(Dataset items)
....................
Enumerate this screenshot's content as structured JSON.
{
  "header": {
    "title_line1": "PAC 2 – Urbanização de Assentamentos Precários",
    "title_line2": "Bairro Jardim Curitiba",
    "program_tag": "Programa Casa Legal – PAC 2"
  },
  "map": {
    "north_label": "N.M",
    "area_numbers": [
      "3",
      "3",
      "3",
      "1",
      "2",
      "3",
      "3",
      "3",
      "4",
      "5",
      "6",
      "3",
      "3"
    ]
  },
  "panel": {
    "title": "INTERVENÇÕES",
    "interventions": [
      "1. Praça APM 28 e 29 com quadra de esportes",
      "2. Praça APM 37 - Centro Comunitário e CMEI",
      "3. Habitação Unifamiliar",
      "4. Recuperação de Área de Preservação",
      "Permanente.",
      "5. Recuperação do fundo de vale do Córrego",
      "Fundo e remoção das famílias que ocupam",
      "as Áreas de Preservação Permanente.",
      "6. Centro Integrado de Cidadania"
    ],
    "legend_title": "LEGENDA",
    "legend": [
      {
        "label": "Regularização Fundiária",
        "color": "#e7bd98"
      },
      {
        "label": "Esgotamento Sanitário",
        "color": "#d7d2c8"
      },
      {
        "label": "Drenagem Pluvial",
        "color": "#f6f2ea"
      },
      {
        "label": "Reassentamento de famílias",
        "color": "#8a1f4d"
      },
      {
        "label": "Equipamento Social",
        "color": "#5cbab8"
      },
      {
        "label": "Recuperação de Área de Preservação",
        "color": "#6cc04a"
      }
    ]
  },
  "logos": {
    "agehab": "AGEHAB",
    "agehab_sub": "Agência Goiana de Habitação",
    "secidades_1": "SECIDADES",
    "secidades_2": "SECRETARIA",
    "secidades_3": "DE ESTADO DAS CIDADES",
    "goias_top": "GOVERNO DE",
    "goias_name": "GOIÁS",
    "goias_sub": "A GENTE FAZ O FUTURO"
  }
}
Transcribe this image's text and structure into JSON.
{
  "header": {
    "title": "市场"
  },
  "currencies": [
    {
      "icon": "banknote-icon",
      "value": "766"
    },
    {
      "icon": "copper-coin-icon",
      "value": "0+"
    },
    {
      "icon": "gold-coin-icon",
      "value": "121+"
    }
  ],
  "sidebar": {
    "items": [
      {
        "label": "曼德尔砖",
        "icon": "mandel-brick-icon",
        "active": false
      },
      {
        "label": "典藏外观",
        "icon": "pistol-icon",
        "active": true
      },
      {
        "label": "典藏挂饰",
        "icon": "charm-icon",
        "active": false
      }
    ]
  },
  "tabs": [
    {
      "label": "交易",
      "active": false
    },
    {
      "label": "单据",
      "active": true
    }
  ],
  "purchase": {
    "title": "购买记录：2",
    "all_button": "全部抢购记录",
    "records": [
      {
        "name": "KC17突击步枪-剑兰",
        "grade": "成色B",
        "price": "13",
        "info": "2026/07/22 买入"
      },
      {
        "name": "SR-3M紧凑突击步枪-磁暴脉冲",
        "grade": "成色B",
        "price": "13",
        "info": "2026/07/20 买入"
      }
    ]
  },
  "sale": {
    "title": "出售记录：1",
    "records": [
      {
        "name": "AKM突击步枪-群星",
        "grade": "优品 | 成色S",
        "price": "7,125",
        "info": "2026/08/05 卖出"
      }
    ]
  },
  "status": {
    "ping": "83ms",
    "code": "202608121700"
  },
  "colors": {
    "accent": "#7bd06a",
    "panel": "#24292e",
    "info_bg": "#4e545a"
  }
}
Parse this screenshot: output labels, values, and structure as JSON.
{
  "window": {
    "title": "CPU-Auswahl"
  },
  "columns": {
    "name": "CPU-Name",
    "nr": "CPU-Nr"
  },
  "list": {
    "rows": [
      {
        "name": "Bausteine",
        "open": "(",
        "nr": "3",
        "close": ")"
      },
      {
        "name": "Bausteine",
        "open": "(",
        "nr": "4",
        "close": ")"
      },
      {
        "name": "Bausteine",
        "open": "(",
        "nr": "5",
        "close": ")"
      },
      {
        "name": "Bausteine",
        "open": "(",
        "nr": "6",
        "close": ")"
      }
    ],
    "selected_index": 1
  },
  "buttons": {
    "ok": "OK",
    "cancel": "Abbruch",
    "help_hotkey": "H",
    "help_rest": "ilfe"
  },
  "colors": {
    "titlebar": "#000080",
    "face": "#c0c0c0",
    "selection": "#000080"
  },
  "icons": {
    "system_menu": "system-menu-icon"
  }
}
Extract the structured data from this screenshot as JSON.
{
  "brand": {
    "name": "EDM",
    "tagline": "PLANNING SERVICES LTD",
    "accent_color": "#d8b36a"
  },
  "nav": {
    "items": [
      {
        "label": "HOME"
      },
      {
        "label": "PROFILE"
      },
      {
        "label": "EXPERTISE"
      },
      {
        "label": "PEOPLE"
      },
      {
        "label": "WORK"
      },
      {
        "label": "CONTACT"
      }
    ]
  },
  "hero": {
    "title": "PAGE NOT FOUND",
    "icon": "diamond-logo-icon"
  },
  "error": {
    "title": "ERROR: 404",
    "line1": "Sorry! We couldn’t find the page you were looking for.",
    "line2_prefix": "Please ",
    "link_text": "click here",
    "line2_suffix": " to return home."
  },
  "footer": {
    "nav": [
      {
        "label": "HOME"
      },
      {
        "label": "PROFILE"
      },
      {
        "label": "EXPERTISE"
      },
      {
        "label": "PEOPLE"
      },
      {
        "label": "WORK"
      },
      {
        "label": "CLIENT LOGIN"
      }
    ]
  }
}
....................
> **Task statement**: Copy, character for character, the lines from the line that holds "Extract the structured" through the final line of the records above.

> **Problem solution**:
Extract the structured data from this screenshot as JSON.
{
  "brand": {
    "name": "EDM",
    "tagline": "PLANNING SERVICES LTD",
    "accent_color": "#d8b36a"
  },
  "nav": {
    "items": [
      {
        "label": "HOME"
      },
      {
        "label": "PROFILE"
      },
      {
        "label": "EXPERTISE"
      },
      {
        "label": "PEOPLE"
      },
      {
        "label": "WORK"
      },
      {
        "label": "CONTACT"
      }
    ]
  },
  "hero": {
    "title": "PAGE NOT FOUND",
    "icon": "diamond-logo-icon"
  },
  "error": {
    "title": "ERROR: 404",
    "line1": "Sorry! We couldn’t find the page you were looking for.",
    "line2_prefix": "Please ",
    "link_text": "click here",
    "line2_suffix": " to return home."
  },
  "footer": {
    "nav": [
      {
        "label": "HOME"
      },
      {
        "label": "PROFILE"
      },
      {
        "label": "EXPERTISE"
      },
      {
        "label": "PEOPLE"
      },
      {
        "label": "WORK"
      },
      {
        "label": "CLIENT LOGIN"
      }
    ]
  }
}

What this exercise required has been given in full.